What the task asks
Copy out the entries in full and with complete accuracy; pictures are excluded.

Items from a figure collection
_ _ _ _ _ _ _
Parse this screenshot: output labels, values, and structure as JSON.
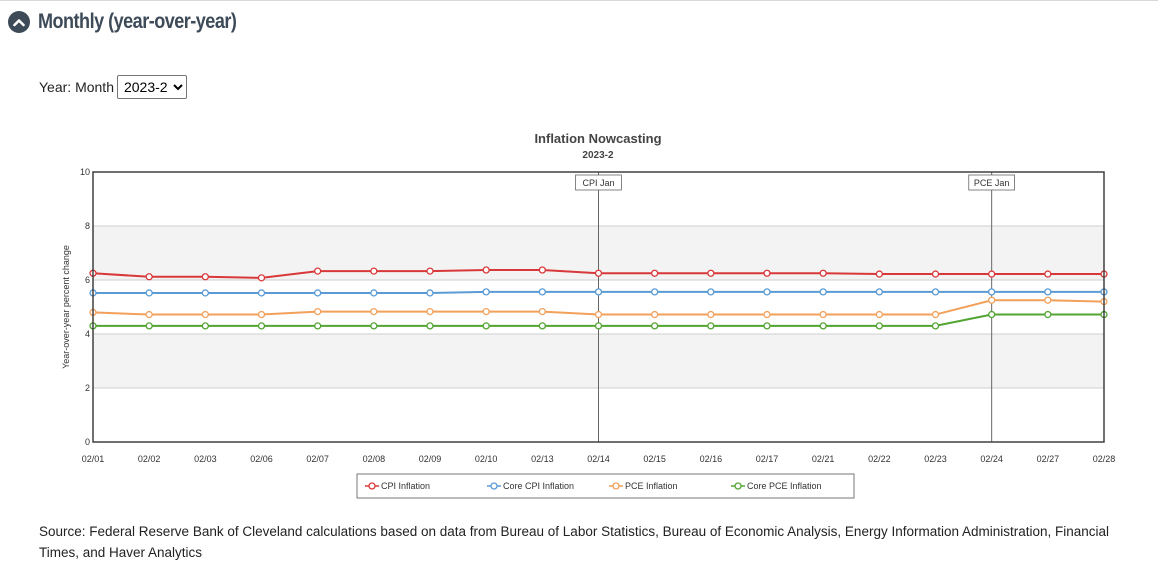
{
  "section": {
    "title": "Monthly (year-over-year)",
    "toggle_icon": "chevron-up-icon"
  },
  "selector": {
    "label": "Year: Month",
    "selected": "2023-2",
    "options": [
      "2023-2"
    ]
  },
  "chart_data": {
    "type": "line",
    "title": "Inflation Nowcasting",
    "subtitle": "2023-2",
    "ylabel": "Year-over-year percent change",
    "xlabel": "",
    "ylim": [
      0,
      10
    ],
    "yticks": [
      0,
      2,
      4,
      6,
      8,
      10
    ],
    "grid": true,
    "legend_position": "bottom",
    "categories": [
      "02/01",
      "02/02",
      "02/03",
      "02/06",
      "02/07",
      "02/08",
      "02/09",
      "02/10",
      "02/13",
      "02/14",
      "02/15",
      "02/16",
      "02/17",
      "02/21",
      "02/22",
      "02/23",
      "02/24",
      "02/27",
      "02/28"
    ],
    "series": [
      {
        "name": "CPI Inflation",
        "color": "#d9383a",
        "values": [
          6.25,
          6.12,
          6.12,
          6.08,
          6.33,
          6.33,
          6.33,
          6.37,
          6.37,
          6.25,
          6.25,
          6.25,
          6.25,
          6.25,
          6.22,
          6.22,
          6.22,
          6.22,
          6.22
        ]
      },
      {
        "name": "Core CPI Inflation",
        "color": "#5a9bd4",
        "values": [
          5.52,
          5.52,
          5.52,
          5.52,
          5.52,
          5.52,
          5.52,
          5.56,
          5.56,
          5.56,
          5.56,
          5.56,
          5.56,
          5.56,
          5.56,
          5.56,
          5.56,
          5.56,
          5.56
        ]
      },
      {
        "name": "PCE Inflation",
        "color": "#f2a05a",
        "values": [
          4.8,
          4.72,
          4.72,
          4.72,
          4.83,
          4.83,
          4.83,
          4.83,
          4.83,
          4.72,
          4.72,
          4.72,
          4.72,
          4.72,
          4.72,
          4.72,
          5.25,
          5.25,
          5.2
        ]
      },
      {
        "name": "Core PCE Inflation",
        "color": "#52a431",
        "values": [
          4.3,
          4.3,
          4.3,
          4.3,
          4.3,
          4.3,
          4.3,
          4.3,
          4.3,
          4.3,
          4.3,
          4.3,
          4.3,
          4.3,
          4.3,
          4.3,
          4.72,
          4.72,
          4.72
        ]
      }
    ],
    "annotations": [
      {
        "label": "CPI Jan",
        "at": "02/14"
      },
      {
        "label": "PCE Jan",
        "at": "02/24"
      }
    ]
  },
  "source": {
    "text": "Source: Federal Reserve Bank of Cleveland calculations based on data from Bureau of Labor Statistics, Bureau of Economic Analysis, Energy Information Administration, Financial Times, and Haver Analytics"
  }
}
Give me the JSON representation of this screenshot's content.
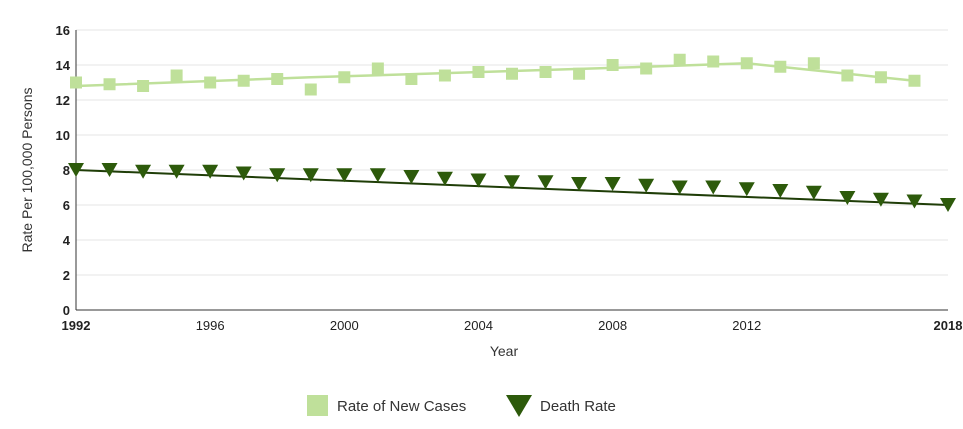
{
  "chart_data": {
    "type": "line",
    "xlabel": "Year",
    "ylabel": "Rate Per 100,000 Persons",
    "xlim": [
      1992,
      2018
    ],
    "ylim": [
      0,
      16
    ],
    "y_ticks": [
      0,
      2,
      4,
      6,
      8,
      10,
      12,
      14,
      16
    ],
    "x_ticks": [
      "1992",
      "1996",
      "2000",
      "2004",
      "2008",
      "2012",
      "2018"
    ],
    "x_ticks_bold": [
      "1992",
      "2018"
    ],
    "grid": "horizontal",
    "legend_position": "bottom",
    "series": [
      {
        "name": "Rate of New Cases",
        "marker": "square",
        "color": "#bfe09a",
        "line_color": "#bfe09a",
        "x": [
          1992,
          1993,
          1994,
          1995,
          1996,
          1997,
          1998,
          1999,
          2000,
          2001,
          2002,
          2003,
          2004,
          2005,
          2006,
          2007,
          2008,
          2009,
          2010,
          2011,
          2012,
          2013,
          2014,
          2015,
          2016,
          2017
        ],
        "values": [
          13.0,
          12.9,
          12.8,
          13.4,
          13.0,
          13.1,
          13.2,
          12.6,
          13.3,
          13.8,
          13.2,
          13.4,
          13.6,
          13.5,
          13.6,
          13.5,
          14.0,
          13.8,
          14.3,
          14.2,
          14.1,
          13.9,
          14.1,
          13.4,
          13.3,
          13.1
        ],
        "trend": {
          "x": [
            1992,
            1999,
            2009,
            2012,
            2015,
            2017
          ],
          "values": [
            12.8,
            13.3,
            13.9,
            14.1,
            13.5,
            13.1
          ]
        }
      },
      {
        "name": "Death Rate",
        "marker": "triangle-down",
        "color": "#2d5a0b",
        "line_color": "#1f3d07",
        "x": [
          1992,
          1993,
          1994,
          1995,
          1996,
          1997,
          1998,
          1999,
          2000,
          2001,
          2002,
          2003,
          2004,
          2005,
          2006,
          2007,
          2008,
          2009,
          2010,
          2011,
          2012,
          2013,
          2014,
          2015,
          2016,
          2017,
          2018
        ],
        "values": [
          8.0,
          8.0,
          7.9,
          7.9,
          7.9,
          7.8,
          7.7,
          7.7,
          7.7,
          7.7,
          7.6,
          7.5,
          7.4,
          7.3,
          7.3,
          7.2,
          7.2,
          7.1,
          7.0,
          7.0,
          6.9,
          6.8,
          6.7,
          6.4,
          6.3,
          6.2,
          6.0
        ],
        "trend": {
          "x": [
            1992,
            2018
          ],
          "values": [
            8.0,
            6.0
          ]
        }
      }
    ]
  }
}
_ _ _ _ _ _ _
Response for this exercise
Parse this screenshot: output labels, values, and structure as JSON.
{
  "section": {
    "title": "Monthly (year-over-year)",
    "toggle_icon": "chevron-up-icon"
  },
  "selector": {
    "label": "Year: Month",
    "selected": "2023-2",
    "options": [
      "2023-2"
    ]
  },
  "chart_data": {
    "type": "line",
    "title": "Inflation Nowcasting",
    "subtitle": "2023-2",
    "ylabel": "Year-over-year percent change",
    "xlabel": "",
    "ylim": [
      0,
      10
    ],
    "yticks": [
      0,
      2,
      4,
      6,
      8,
      10
    ],
    "grid": true,
    "legend_position": "bottom",
    "categories": [
      "02/01",
      "02/02",
      "02/03",
      "02/06",
      "02/07",
      "02/08",
      "02/09",
      "02/10",
      "02/13",
      "02/14",
      "02/15",
      "02/16",
      "02/17",
      "02/21",
      "02/22",
      "02/23",
      "02/24",
      "02/27",
      "02/28"
    ],
    "series": [
      {
        "name": "CPI Inflation",
        "color": "#d9383a",
        "values": [
          6.25,
          6.12,
          6.12,
          6.08,
          6.33,
          6.33,
          6.33,
          6.37,
          6.37,
          6.25,
          6.25,
          6.25,
          6.25,
          6.25,
          6.22,
          6.22,
          6.22,
          6.22,
          6.22
        ]
      },
      {
        "name": "Core CPI Inflation",
        "color": "#5a9bd4",
        "values": [
          5.52,
          5.52,
          5.52,
          5.52,
          5.52,
          5.52,
          5.52,
          5.56,
          5.56,
          5.56,
          5.56,
          5.56,
          5.56,
          5.56,
          5.56,
          5.56,
          5.56,
          5.56,
          5.56
        ]
      },
      {
        "name": "PCE Inflation",
        "color": "#f2a05a",
        "values": [
          4.8,
          4.72,
          4.72,
          4.72,
          4.83,
          4.83,
          4.83,
          4.83,
          4.83,
          4.72,
          4.72,
          4.72,
          4.72,
          4.72,
          4.72,
          4.72,
          5.25,
          5.25,
          5.2
        ]
      },
      {
        "name": "Core PCE Inflation",
        "color": "#52a431",
        "values": [
          4.3,
          4.3,
          4.3,
          4.3,
          4.3,
          4.3,
          4.3,
          4.3,
          4.3,
          4.3,
          4.3,
          4.3,
          4.3,
          4.3,
          4.3,
          4.3,
          4.72,
          4.72,
          4.72
        ]
      }
    ],
    "annotations": [
      {
        "label": "CPI Jan",
        "at": "02/14"
      },
      {
        "label": "PCE Jan",
        "at": "02/24"
      }
    ]
  },
  "source": {
    "text": "Source: Federal Reserve Bank of Cleveland calculations based on data from Bureau of Labor Statistics, Bureau of Economic Analysis, Energy Information Administration, Financial Times, and Haver Analytics"
  }
}
Give me the JSON representation of this screenshot's content.
{
  "chart_data": {
    "type": "line",
    "xlabel": "Year",
    "ylabel": "Rate Per 100,000 Persons",
    "xlim": [
      1992,
      2018
    ],
    "ylim": [
      0,
      16
    ],
    "y_ticks": [
      0,
      2,
      4,
      6,
      8,
      10,
      12,
      14,
      16
    ],
    "x_ticks": [
      "1992",
      "1996",
      "2000",
      "2004",
      "2008",
      "2012",
      "2018"
    ],
    "x_ticks_bold": [
      "1992",
      "2018"
    ],
    "grid": "horizontal",
    "legend_position": "bottom",
    "series": [
      {
        "name": "Rate of New Cases",
        "marker": "square",
        "color": "#bfe09a",
        "line_color": "#bfe09a",
        "x": [
          1992,
          1993,
          1994,
          1995,
          1996,
          1997,
          1998,
          1999,
          2000,
          2001,
          2002,
          2003,
          2004,
          2005,
          2006,
          2007,
          2008,
          2009,
          2010,
          2011,
          2012,
          2013,
          2014,
          2015,
          2016,
          2017
        ],
        "values": [
          13.0,
          12.9,
          12.8,
          13.4,
          13.0,
          13.1,
          13.2,
          12.6,
          13.3,
          13.8,
          13.2,
          13.4,
          13.6,
          13.5,
          13.6,
          13.5,
          14.0,
          13.8,
          14.3,
          14.2,
          14.1,
          13.9,
          14.1,
          13.4,
          13.3,
          13.1
        ],
        "trend": {
          "x": [
            1992,
            1999,
            2009,
            2012,
            2015,
            2017
          ],
          "values": [
            12.8,
            13.3,
            13.9,
            14.1,
            13.5,
            13.1
          ]
        }
      },
      {
        "name": "Death Rate",
        "marker": "triangle-down",
        "color": "#2d5a0b",
        "line_color": "#1f3d07",
        "x": [
          1992,
          1993,
          1994,
          1995,
          1996,
          1997,
          1998,
          1999,
          2000,
          2001,
          2002,
          2003,
          2004,
          2005,
          2006,
          2007,
          2008,
          2009,
          2010,
          2011,
          2012,
          2013,
          2014,
          2015,
          2016,
          2017,
          2018
        ],
        "values": [
          8.0,
          8.0,
          7.9,
          7.9,
          7.9,
          7.8,
          7.7,
          7.7,
          7.7,
          7.7,
          7.6,
          7.5,
          7.4,
          7.3,
          7.3,
          7.2,
          7.2,
          7.1,
          7.0,
          7.0,
          6.9,
          6.8,
          6.7,
          6.4,
          6.3,
          6.2,
          6.0
        ],
        "trend": {
          "x": [
            1992,
            2018
          ],
          "values": [
            8.0,
            6.0
          ]
        }
      }
    ]
  }
}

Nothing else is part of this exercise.